What the exercise asks:
Wherever pictures occur in the entries below, leave them out and retype the rest exactly.

Excerpts from a figure dataset:
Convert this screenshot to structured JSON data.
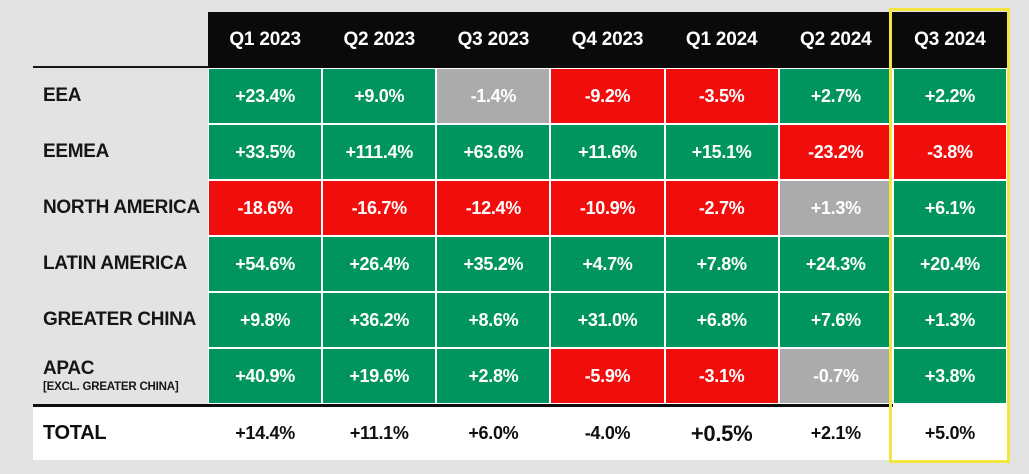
{
  "colors": {
    "page_background": "#e3e3e3",
    "header_background": "#0a0a0a",
    "positive": "#00945e",
    "negative": "#f20d0d",
    "neutral": "#ababab",
    "total_background": "#ffffff",
    "highlight_border": "#f2e73e",
    "cell_text": "#ffffff",
    "label_text": "#161616"
  },
  "table": {
    "columns": [
      {
        "label": "Q1 2023",
        "highlighted": false
      },
      {
        "label": "Q2 2023",
        "highlighted": false
      },
      {
        "label": "Q3 2023",
        "highlighted": false
      },
      {
        "label": "Q4 2023",
        "highlighted": false
      },
      {
        "label": "Q1 2024",
        "highlighted": false
      },
      {
        "label": "Q2 2024",
        "highlighted": false
      },
      {
        "label": "Q3 2024",
        "highlighted": true
      }
    ],
    "rows": [
      {
        "label": "EEA",
        "sublabel": "",
        "cells": [
          {
            "value": "+23.4%",
            "tone": "positive"
          },
          {
            "value": "+9.0%",
            "tone": "positive"
          },
          {
            "value": "-1.4%",
            "tone": "neutral"
          },
          {
            "value": "-9.2%",
            "tone": "negative"
          },
          {
            "value": "-3.5%",
            "tone": "negative"
          },
          {
            "value": "+2.7%",
            "tone": "positive"
          },
          {
            "value": "+2.2%",
            "tone": "positive"
          }
        ]
      },
      {
        "label": "EEMEA",
        "sublabel": "",
        "cells": [
          {
            "value": "+33.5%",
            "tone": "positive"
          },
          {
            "value": "+111.4%",
            "tone": "positive"
          },
          {
            "value": "+63.6%",
            "tone": "positive"
          },
          {
            "value": "+11.6%",
            "tone": "positive"
          },
          {
            "value": "+15.1%",
            "tone": "positive"
          },
          {
            "value": "-23.2%",
            "tone": "negative"
          },
          {
            "value": "-3.8%",
            "tone": "negative"
          }
        ]
      },
      {
        "label": "NORTH AMERICA",
        "sublabel": "",
        "cells": [
          {
            "value": "-18.6%",
            "tone": "negative"
          },
          {
            "value": "-16.7%",
            "tone": "negative"
          },
          {
            "value": "-12.4%",
            "tone": "negative"
          },
          {
            "value": "-10.9%",
            "tone": "negative"
          },
          {
            "value": "-2.7%",
            "tone": "negative"
          },
          {
            "value": "+1.3%",
            "tone": "neutral"
          },
          {
            "value": "+6.1%",
            "tone": "positive"
          }
        ]
      },
      {
        "label": "LATIN AMERICA",
        "sublabel": "",
        "cells": [
          {
            "value": "+54.6%",
            "tone": "positive"
          },
          {
            "value": "+26.4%",
            "tone": "positive"
          },
          {
            "value": "+35.2%",
            "tone": "positive"
          },
          {
            "value": "+4.7%",
            "tone": "positive"
          },
          {
            "value": "+7.8%",
            "tone": "positive"
          },
          {
            "value": "+24.3%",
            "tone": "positive"
          },
          {
            "value": "+20.4%",
            "tone": "positive"
          }
        ]
      },
      {
        "label": "GREATER CHINA",
        "sublabel": "",
        "cells": [
          {
            "value": "+9.8%",
            "tone": "positive"
          },
          {
            "value": "+36.2%",
            "tone": "positive"
          },
          {
            "value": "+8.6%",
            "tone": "positive"
          },
          {
            "value": "+31.0%",
            "tone": "positive"
          },
          {
            "value": "+6.8%",
            "tone": "positive"
          },
          {
            "value": "+7.6%",
            "tone": "positive"
          },
          {
            "value": "+1.3%",
            "tone": "positive"
          }
        ]
      },
      {
        "label": "APAC",
        "sublabel": "[EXCL. GREATER CHINA]",
        "cells": [
          {
            "value": "+40.9%",
            "tone": "positive"
          },
          {
            "value": "+19.6%",
            "tone": "positive"
          },
          {
            "value": "+2.8%",
            "tone": "positive"
          },
          {
            "value": "-5.9%",
            "tone": "negative"
          },
          {
            "value": "-3.1%",
            "tone": "negative"
          },
          {
            "value": "-0.7%",
            "tone": "neutral"
          },
          {
            "value": "+3.8%",
            "tone": "positive"
          }
        ]
      }
    ],
    "total": {
      "label": "TOTAL",
      "cells": [
        {
          "value": "+14.4%",
          "emphasis": false
        },
        {
          "value": "+11.1%",
          "emphasis": false
        },
        {
          "value": "+6.0%",
          "emphasis": false
        },
        {
          "value": "-4.0%",
          "emphasis": false
        },
        {
          "value": "+0.5%",
          "emphasis": true
        },
        {
          "value": "+2.1%",
          "emphasis": false
        },
        {
          "value": "+5.0%",
          "emphasis": false
        }
      ]
    }
  },
  "chart_data": {
    "type": "heatmap",
    "title": "",
    "columns": [
      "Q1 2023",
      "Q2 2023",
      "Q3 2023",
      "Q4 2023",
      "Q1 2024",
      "Q2 2024",
      "Q3 2024"
    ],
    "rows": [
      "EEA",
      "EEMEA",
      "NORTH AMERICA",
      "LATIN AMERICA",
      "GREATER CHINA",
      "APAC [EXCL. GREATER CHINA]",
      "TOTAL"
    ],
    "values_pct": [
      [
        23.4,
        9.0,
        -1.4,
        -9.2,
        -3.5,
        2.7,
        2.2
      ],
      [
        33.5,
        111.4,
        63.6,
        11.6,
        15.1,
        -23.2,
        -3.8
      ],
      [
        -18.6,
        -16.7,
        -12.4,
        -10.9,
        -2.7,
        1.3,
        6.1
      ],
      [
        54.6,
        26.4,
        35.2,
        4.7,
        7.8,
        24.3,
        20.4
      ],
      [
        9.8,
        36.2,
        8.6,
        31.0,
        6.8,
        7.6,
        1.3
      ],
      [
        40.9,
        19.6,
        2.8,
        -5.9,
        -3.1,
        -0.7,
        3.8
      ],
      [
        14.4,
        11.1,
        6.0,
        -4.0,
        0.5,
        2.1,
        5.0
      ]
    ],
    "cell_tone_legend": {
      "green": "positive growth",
      "red": "negative growth",
      "gray": "near-flat",
      "white": "total row"
    },
    "highlighted_column": "Q3 2024",
    "layout_hints": {
      "highlight": "yellow outline around Q3 2024 column",
      "grid": "white gutters between cells"
    }
  }
}
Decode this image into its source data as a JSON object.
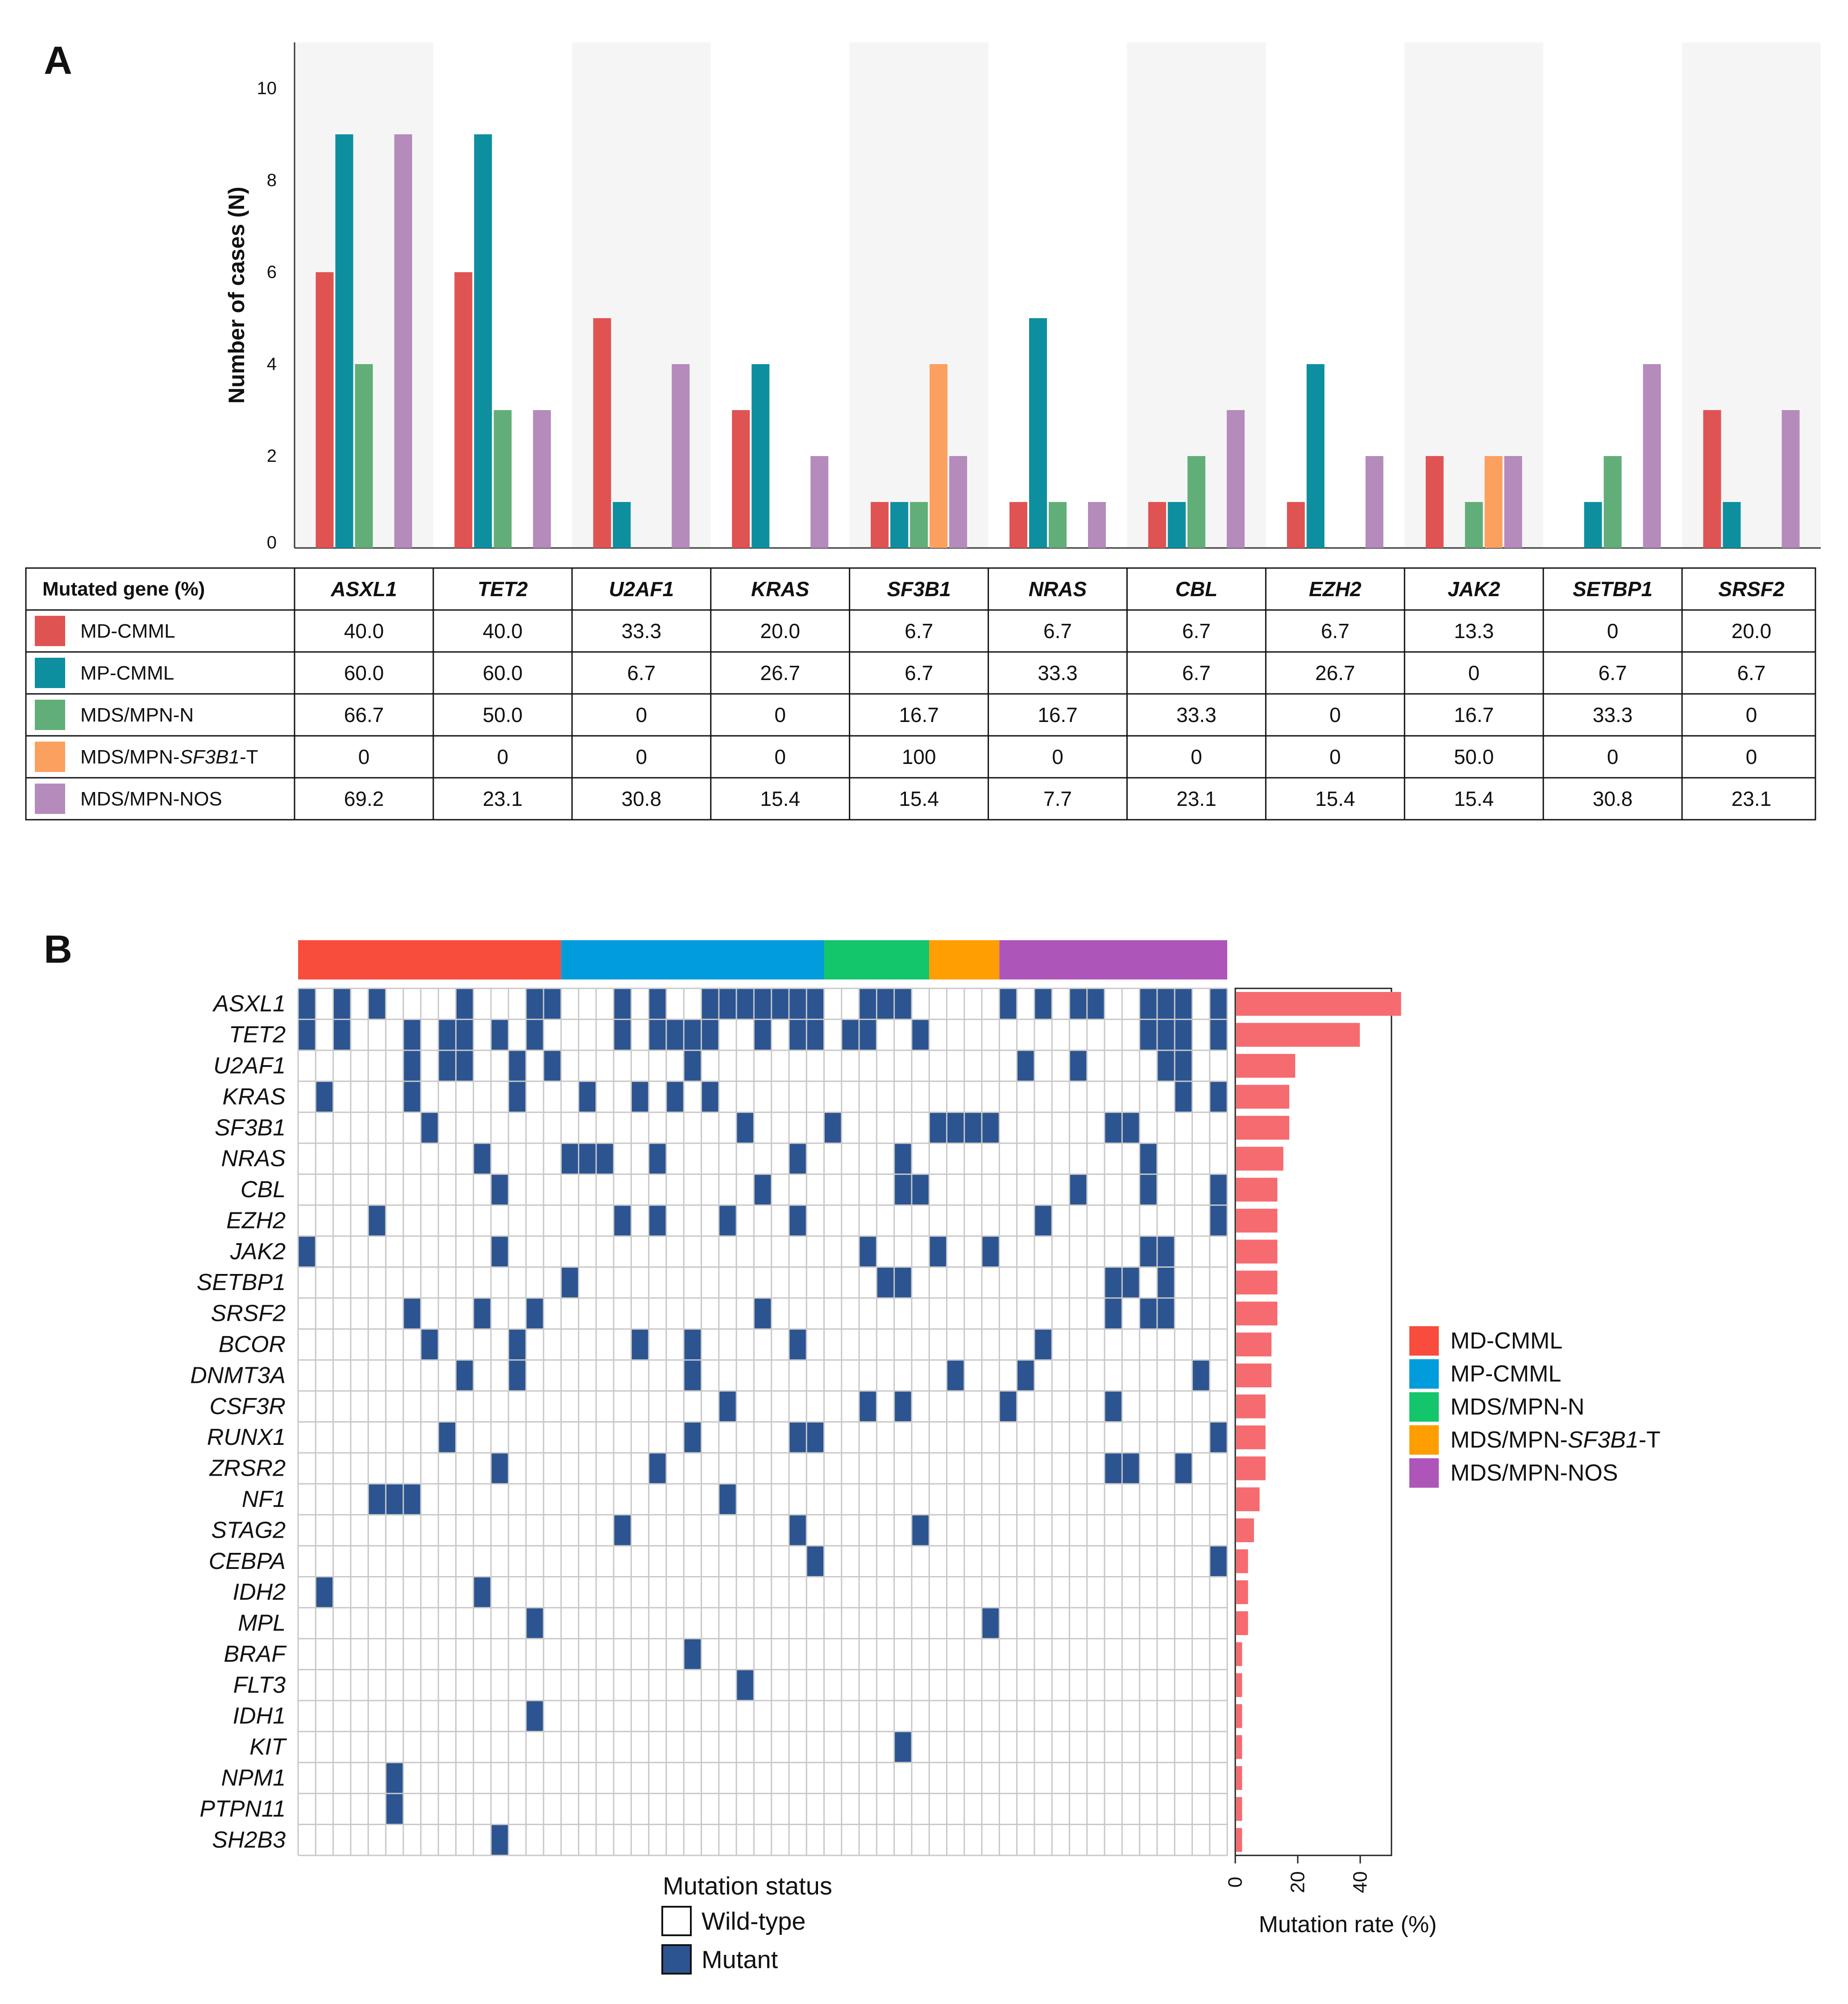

Result of this exercise:
Convert this screenshot to structured JSON data.
{
  "colors": {
    "page_background": "#e3e3e3",
    "header_background": "#0a0a0a",
    "positive": "#00945e",
    "negative": "#f20d0d",
    "neutral": "#ababab",
    "total_background": "#ffffff",
    "highlight_border": "#f2e73e",
    "cell_text": "#ffffff",
    "label_text": "#161616"
  },
  "table": {
    "columns": [
      {
        "label": "Q1 2023",
        "highlighted": false
      },
      {
        "label": "Q2 2023",
        "highlighted": false
      },
      {
        "label": "Q3 2023",
        "highlighted": false
      },
      {
        "label": "Q4 2023",
        "highlighted": false
      },
      {
        "label": "Q1 2024",
        "highlighted": false
      },
      {
        "label": "Q2 2024",
        "highlighted": false
      },
      {
        "label": "Q3 2024",
        "highlighted": true
      }
    ],
    "rows": [
      {
        "label": "EEA",
        "sublabel": "",
        "cells": [
          {
            "value": "+23.4%",
            "tone": "positive"
          },
          {
            "value": "+9.0%",
            "tone": "positive"
          },
          {
            "value": "-1.4%",
            "tone": "neutral"
          },
          {
            "value": "-9.2%",
            "tone": "negative"
          },
          {
            "value": "-3.5%",
            "tone": "negative"
          },
          {
            "value": "+2.7%",
            "tone": "positive"
          },
          {
            "value": "+2.2%",
            "tone": "positive"
          }
        ]
      },
      {
        "label": "EEMEA",
        "sublabel": "",
        "cells": [
          {
            "value": "+33.5%",
            "tone": "positive"
          },
          {
            "value": "+111.4%",
            "tone": "positive"
          },
          {
            "value": "+63.6%",
            "tone": "positive"
          },
          {
            "value": "+11.6%",
            "tone": "positive"
          },
          {
            "value": "+15.1%",
            "tone": "positive"
          },
          {
            "value": "-23.2%",
            "tone": "negative"
          },
          {
            "value": "-3.8%",
            "tone": "negative"
          }
        ]
      },
      {
        "label": "NORTH AMERICA",
        "sublabel": "",
        "cells": [
          {
            "value": "-18.6%",
            "tone": "negative"
          },
          {
            "value": "-16.7%",
            "tone": "negative"
          },
          {
            "value": "-12.4%",
            "tone": "negative"
          },
          {
            "value": "-10.9%",
            "tone": "negative"
          },
          {
            "value": "-2.7%",
            "tone": "negative"
          },
          {
            "value": "+1.3%",
            "tone": "neutral"
          },
          {
            "value": "+6.1%",
            "tone": "positive"
          }
        ]
      },
      {
        "label": "LATIN AMERICA",
        "sublabel": "",
        "cells": [
          {
            "value": "+54.6%",
            "tone": "positive"
          },
          {
            "value": "+26.4%",
            "tone": "positive"
          },
          {
            "value": "+35.2%",
            "tone": "positive"
          },
          {
            "value": "+4.7%",
            "tone": "positive"
          },
          {
            "value": "+7.8%",
            "tone": "positive"
          },
          {
            "value": "+24.3%",
            "tone": "positive"
          },
          {
            "value": "+20.4%",
            "tone": "positive"
          }
        ]
      },
      {
        "label": "GREATER CHINA",
        "sublabel": "",
        "cells": [
          {
            "value": "+9.8%",
            "tone": "positive"
          },
          {
            "value": "+36.2%",
            "tone": "positive"
          },
          {
            "value": "+8.6%",
            "tone": "positive"
          },
          {
            "value": "+31.0%",
            "tone": "positive"
          },
          {
            "value": "+6.8%",
            "tone": "positive"
          },
          {
            "value": "+7.6%",
            "tone": "positive"
          },
          {
            "value": "+1.3%",
            "tone": "positive"
          }
        ]
      },
      {
        "label": "APAC",
        "sublabel": "[EXCL. GREATER CHINA]",
        "cells": [
          {
            "value": "+40.9%",
            "tone": "positive"
          },
          {
            "value": "+19.6%",
            "tone": "positive"
          },
          {
            "value": "+2.8%",
            "tone": "positive"
          },
          {
            "value": "-5.9%",
            "tone": "negative"
          },
          {
            "value": "-3.1%",
            "tone": "negative"
          },
          {
            "value": "-0.7%",
            "tone": "neutral"
          },
          {
            "value": "+3.8%",
            "tone": "positive"
          }
        ]
      }
    ],
    "total": {
      "label": "TOTAL",
      "cells": [
        {
          "value": "+14.4%",
          "emphasis": false
        },
        {
          "value": "+11.1%",
          "emphasis": false
        },
        {
          "value": "+6.0%",
          "emphasis": false
        },
        {
          "value": "-4.0%",
          "emphasis": false
        },
        {
          "value": "+0.5%",
          "emphasis": true
        },
        {
          "value": "+2.1%",
          "emphasis": false
        },
        {
          "value": "+5.0%",
          "emphasis": false
        }
      ]
    }
  },
  "chart_data": {
    "type": "heatmap",
    "title": "",
    "columns": [
      "Q1 2023",
      "Q2 2023",
      "Q3 2023",
      "Q4 2023",
      "Q1 2024",
      "Q2 2024",
      "Q3 2024"
    ],
    "rows": [
      "EEA",
      "EEMEA",
      "NORTH AMERICA",
      "LATIN AMERICA",
      "GREATER CHINA",
      "APAC [EXCL. GREATER CHINA]",
      "TOTAL"
    ],
    "values_pct": [
      [
        23.4,
        9.0,
        -1.4,
        -9.2,
        -3.5,
        2.7,
        2.2
      ],
      [
        33.5,
        111.4,
        63.6,
        11.6,
        15.1,
        -23.2,
        -3.8
      ],
      [
        -18.6,
        -16.7,
        -12.4,
        -10.9,
        -2.7,
        1.3,
        6.1
      ],
      [
        54.6,
        26.4,
        35.2,
        4.7,
        7.8,
        24.3,
        20.4
      ],
      [
        9.8,
        36.2,
        8.6,
        31.0,
        6.8,
        7.6,
        1.3
      ],
      [
        40.9,
        19.6,
        2.8,
        -5.9,
        -3.1,
        -0.7,
        3.8
      ],
      [
        14.4,
        11.1,
        6.0,
        -4.0,
        0.5,
        2.1,
        5.0
      ]
    ],
    "cell_tone_legend": {
      "green": "positive growth",
      "red": "negative growth",
      "gray": "near-flat",
      "white": "total row"
    },
    "highlighted_column": "Q3 2024",
    "layout_hints": {
      "highlight": "yellow outline around Q3 2024 column",
      "grid": "white gutters between cells"
    }
  }
}
Decode this image into its source data as a JSON object.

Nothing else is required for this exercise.